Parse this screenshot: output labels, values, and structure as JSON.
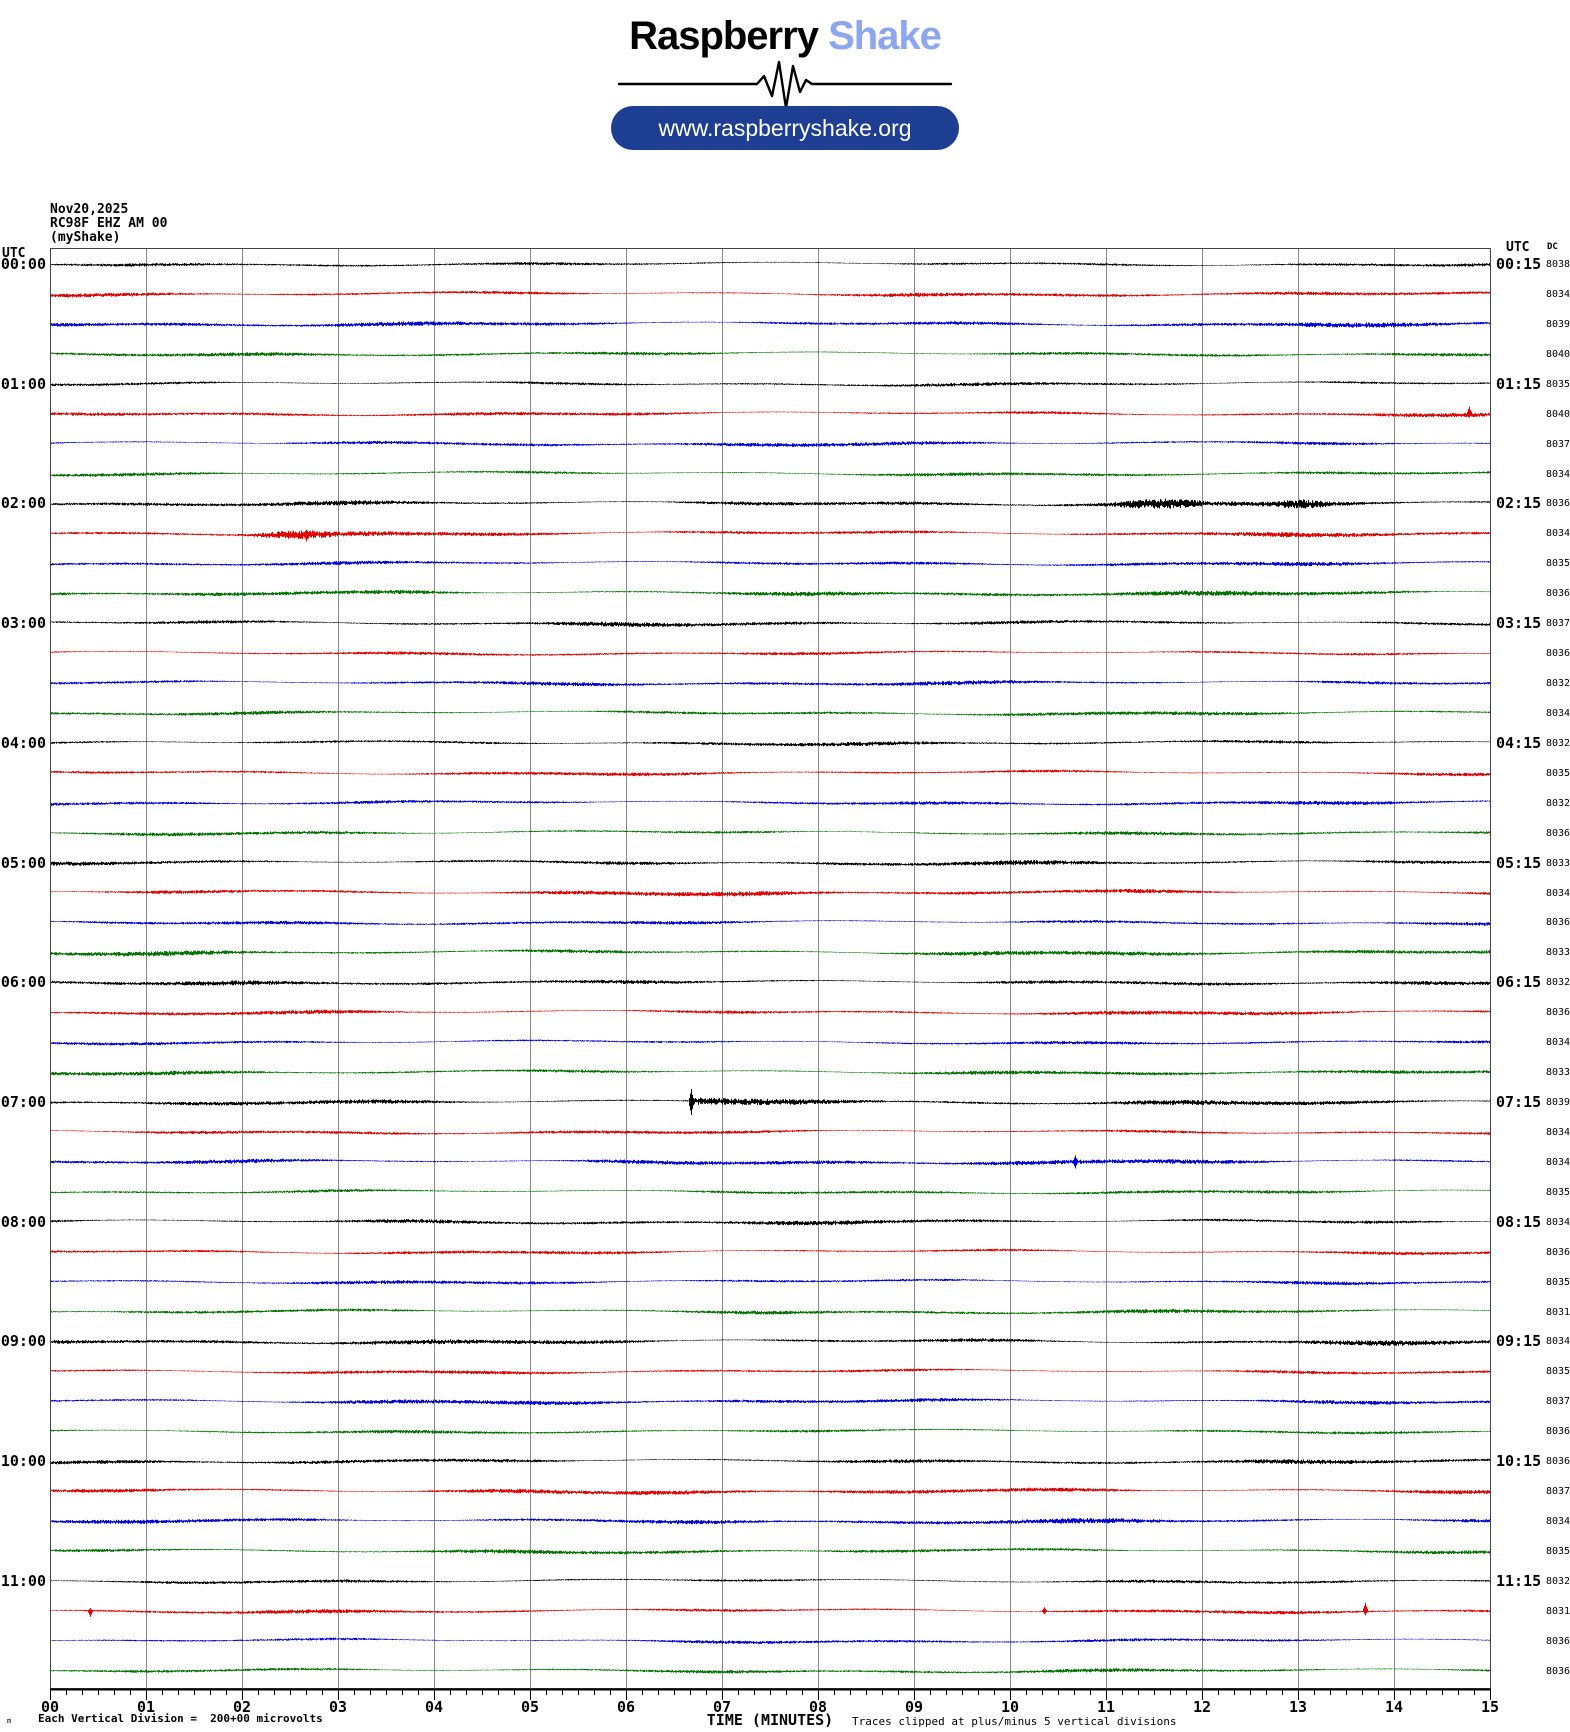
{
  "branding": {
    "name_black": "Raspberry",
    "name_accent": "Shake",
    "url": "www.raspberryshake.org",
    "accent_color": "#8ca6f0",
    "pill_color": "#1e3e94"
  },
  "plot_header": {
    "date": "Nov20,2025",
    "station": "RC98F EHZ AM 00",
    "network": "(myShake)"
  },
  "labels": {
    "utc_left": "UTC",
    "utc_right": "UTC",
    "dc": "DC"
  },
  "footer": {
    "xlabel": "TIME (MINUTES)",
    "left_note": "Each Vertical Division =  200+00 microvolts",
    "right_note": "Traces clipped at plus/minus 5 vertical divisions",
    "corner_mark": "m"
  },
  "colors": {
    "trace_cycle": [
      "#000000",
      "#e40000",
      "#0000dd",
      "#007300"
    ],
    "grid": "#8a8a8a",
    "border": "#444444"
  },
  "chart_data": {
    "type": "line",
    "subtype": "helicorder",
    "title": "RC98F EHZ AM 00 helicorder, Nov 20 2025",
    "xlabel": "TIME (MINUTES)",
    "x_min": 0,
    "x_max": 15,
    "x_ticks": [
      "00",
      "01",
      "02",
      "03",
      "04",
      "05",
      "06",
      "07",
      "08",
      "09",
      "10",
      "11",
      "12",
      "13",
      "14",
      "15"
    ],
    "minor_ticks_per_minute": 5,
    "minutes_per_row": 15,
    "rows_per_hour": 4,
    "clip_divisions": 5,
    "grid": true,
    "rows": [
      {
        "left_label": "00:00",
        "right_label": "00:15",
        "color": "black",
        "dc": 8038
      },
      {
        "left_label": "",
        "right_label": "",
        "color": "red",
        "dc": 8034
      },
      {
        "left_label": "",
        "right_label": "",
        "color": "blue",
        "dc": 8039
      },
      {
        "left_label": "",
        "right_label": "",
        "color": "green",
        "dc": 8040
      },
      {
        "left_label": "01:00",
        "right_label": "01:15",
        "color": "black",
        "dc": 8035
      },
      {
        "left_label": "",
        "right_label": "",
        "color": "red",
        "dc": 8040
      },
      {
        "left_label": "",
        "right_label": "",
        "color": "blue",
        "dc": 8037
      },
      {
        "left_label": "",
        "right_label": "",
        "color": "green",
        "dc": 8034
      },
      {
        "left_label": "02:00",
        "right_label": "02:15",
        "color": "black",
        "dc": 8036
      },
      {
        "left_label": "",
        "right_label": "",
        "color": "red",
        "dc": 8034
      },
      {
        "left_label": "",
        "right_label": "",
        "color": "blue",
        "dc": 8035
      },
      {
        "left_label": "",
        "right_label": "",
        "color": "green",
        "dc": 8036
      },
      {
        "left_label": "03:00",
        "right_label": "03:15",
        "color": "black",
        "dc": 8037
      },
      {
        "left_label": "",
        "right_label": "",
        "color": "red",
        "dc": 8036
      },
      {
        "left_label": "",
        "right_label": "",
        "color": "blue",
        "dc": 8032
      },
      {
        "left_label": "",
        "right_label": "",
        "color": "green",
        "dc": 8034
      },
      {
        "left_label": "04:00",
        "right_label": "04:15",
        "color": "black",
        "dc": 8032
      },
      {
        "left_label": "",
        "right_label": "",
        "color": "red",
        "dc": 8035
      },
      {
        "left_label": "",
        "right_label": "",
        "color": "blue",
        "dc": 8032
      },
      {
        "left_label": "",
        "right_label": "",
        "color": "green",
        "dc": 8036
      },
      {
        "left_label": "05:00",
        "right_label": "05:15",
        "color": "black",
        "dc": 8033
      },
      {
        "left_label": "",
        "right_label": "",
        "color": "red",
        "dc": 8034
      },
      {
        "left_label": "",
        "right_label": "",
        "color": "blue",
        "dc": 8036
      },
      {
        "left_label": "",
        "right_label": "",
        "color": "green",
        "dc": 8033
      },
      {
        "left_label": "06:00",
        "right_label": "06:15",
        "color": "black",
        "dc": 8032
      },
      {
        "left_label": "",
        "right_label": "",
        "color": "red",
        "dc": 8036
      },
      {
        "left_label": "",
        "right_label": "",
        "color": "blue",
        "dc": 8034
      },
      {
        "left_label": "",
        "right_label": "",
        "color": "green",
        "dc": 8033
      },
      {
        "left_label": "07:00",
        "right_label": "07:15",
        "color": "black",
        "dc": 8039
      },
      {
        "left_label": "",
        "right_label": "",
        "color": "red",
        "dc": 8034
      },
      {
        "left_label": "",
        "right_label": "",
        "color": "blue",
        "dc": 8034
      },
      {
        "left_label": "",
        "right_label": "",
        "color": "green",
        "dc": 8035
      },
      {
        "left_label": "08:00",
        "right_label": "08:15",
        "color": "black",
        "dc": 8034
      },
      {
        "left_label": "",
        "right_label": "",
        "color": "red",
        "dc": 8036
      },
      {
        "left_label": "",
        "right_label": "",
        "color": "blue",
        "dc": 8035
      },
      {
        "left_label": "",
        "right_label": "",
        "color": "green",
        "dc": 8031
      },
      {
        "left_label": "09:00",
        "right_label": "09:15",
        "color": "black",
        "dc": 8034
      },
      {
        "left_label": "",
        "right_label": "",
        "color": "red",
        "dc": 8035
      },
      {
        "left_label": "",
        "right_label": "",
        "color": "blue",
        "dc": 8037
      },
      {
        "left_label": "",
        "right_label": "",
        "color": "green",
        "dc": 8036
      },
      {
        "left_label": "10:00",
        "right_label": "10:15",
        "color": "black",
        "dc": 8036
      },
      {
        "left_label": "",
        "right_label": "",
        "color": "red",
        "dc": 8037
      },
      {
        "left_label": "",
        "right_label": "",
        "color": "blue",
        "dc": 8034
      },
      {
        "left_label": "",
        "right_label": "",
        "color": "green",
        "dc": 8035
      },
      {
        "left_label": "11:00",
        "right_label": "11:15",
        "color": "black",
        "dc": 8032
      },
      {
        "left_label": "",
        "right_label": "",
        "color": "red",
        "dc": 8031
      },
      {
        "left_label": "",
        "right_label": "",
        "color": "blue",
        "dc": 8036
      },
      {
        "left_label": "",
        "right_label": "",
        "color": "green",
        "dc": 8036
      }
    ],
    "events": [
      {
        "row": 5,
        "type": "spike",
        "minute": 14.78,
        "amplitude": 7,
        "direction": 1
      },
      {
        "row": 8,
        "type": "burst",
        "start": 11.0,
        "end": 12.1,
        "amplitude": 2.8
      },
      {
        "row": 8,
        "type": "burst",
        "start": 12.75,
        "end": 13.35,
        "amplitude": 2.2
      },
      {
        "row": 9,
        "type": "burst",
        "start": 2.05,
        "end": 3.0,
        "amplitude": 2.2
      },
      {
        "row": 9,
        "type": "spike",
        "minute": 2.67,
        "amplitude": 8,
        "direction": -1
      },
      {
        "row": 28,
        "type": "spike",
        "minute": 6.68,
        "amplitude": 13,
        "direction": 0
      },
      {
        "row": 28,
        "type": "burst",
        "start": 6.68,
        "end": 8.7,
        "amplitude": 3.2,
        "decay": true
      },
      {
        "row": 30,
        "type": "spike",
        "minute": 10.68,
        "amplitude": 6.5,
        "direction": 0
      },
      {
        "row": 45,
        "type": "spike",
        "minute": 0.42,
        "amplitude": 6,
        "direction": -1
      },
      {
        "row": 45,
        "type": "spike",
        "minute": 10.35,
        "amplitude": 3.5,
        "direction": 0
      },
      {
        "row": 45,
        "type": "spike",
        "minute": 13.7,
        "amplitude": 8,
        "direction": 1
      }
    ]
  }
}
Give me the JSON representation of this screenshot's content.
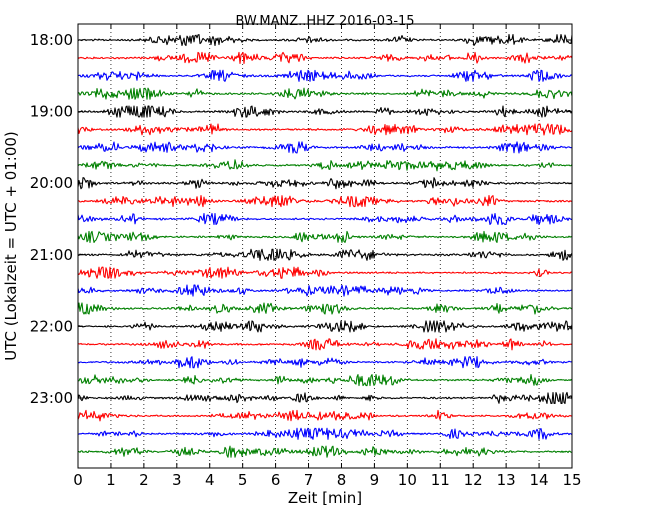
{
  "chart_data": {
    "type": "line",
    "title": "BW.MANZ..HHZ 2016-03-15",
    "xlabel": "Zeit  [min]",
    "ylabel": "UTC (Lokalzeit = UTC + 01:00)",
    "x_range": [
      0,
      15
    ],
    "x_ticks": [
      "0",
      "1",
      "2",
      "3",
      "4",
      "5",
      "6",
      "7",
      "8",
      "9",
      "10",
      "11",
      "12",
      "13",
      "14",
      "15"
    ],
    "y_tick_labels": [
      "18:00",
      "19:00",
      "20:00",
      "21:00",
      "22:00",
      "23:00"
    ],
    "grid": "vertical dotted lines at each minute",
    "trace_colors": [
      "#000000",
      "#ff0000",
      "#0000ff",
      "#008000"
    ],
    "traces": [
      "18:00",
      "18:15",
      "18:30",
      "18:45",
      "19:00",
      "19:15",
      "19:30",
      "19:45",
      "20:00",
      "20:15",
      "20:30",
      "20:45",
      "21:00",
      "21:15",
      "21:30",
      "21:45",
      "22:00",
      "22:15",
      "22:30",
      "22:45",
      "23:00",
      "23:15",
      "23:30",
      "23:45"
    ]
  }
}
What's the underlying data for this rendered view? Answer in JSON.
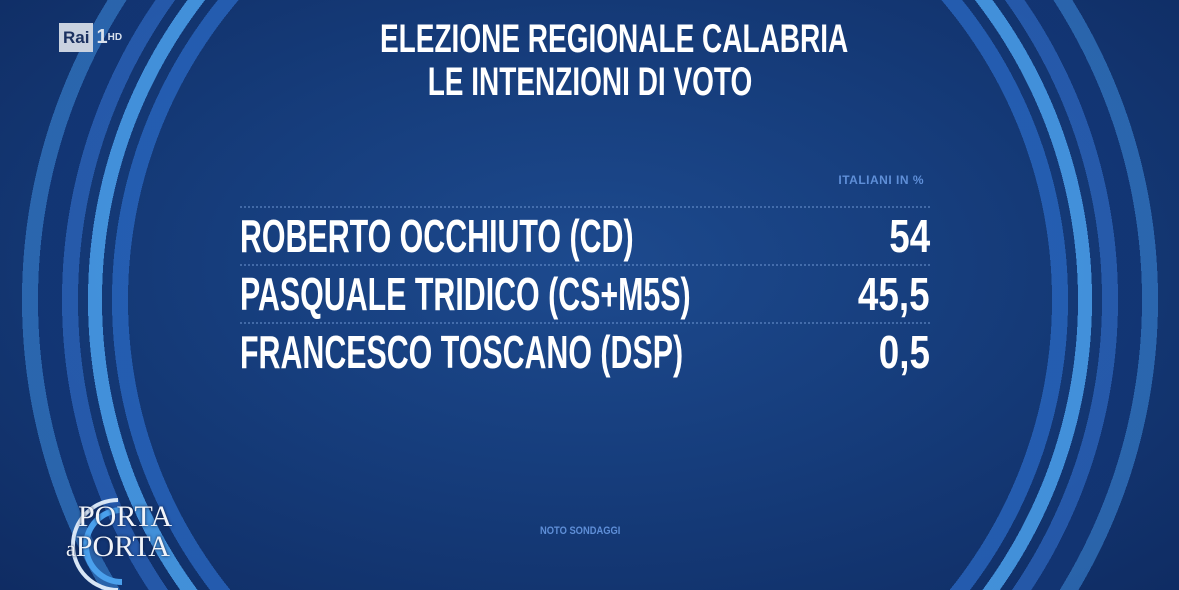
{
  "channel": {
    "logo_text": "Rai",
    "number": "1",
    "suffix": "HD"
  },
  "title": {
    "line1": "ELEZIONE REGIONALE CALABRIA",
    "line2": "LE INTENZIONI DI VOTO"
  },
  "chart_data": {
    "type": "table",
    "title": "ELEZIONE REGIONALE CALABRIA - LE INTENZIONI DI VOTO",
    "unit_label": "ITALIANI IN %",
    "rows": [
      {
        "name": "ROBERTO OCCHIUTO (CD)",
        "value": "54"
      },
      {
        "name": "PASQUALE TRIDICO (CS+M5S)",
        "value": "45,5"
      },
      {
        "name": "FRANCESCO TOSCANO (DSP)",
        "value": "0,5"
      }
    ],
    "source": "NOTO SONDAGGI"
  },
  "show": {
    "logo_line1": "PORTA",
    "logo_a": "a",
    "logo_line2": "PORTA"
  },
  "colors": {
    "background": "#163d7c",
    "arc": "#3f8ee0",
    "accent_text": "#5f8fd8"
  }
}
= = =
Aim of the task
Only lines with the word "INTENZIONI" are wanted, so copy each one from the records.

Solution to the problem
    "line2": "LE INTENZIONI DI VOTO"
    "title": "ELEZIONE REGIONALE CALABRIA - LE INTENZIONI DI VOTO",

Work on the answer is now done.